What is required:
Copy, in full, each line of the material that holds the word "name".

Records to use:
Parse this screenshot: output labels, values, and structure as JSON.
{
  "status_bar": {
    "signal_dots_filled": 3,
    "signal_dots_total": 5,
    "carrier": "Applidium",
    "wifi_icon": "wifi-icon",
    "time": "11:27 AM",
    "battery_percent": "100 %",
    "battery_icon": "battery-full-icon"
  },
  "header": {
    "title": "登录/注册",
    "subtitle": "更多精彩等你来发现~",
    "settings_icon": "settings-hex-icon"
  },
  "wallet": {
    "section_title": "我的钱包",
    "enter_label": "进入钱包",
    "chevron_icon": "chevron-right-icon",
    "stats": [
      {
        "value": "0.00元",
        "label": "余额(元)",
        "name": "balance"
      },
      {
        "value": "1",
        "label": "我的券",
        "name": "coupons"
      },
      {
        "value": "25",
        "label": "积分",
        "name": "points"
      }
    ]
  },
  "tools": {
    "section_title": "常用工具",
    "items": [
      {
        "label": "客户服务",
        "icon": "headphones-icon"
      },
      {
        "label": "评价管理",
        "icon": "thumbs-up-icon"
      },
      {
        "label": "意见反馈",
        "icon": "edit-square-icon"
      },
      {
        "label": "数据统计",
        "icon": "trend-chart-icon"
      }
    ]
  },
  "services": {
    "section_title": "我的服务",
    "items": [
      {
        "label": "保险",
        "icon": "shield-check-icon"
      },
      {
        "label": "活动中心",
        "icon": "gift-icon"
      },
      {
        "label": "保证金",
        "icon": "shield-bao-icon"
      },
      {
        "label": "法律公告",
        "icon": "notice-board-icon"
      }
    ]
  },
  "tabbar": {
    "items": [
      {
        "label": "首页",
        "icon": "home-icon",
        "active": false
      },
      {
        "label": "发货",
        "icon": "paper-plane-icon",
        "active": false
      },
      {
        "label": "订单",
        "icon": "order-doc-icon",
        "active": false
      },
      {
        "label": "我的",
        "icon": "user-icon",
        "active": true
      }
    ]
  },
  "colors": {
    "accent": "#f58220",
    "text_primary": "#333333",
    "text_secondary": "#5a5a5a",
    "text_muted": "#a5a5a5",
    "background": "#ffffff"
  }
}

Exercise output:
        "name": "balance"
        "name": "coupons"
        "name": "points"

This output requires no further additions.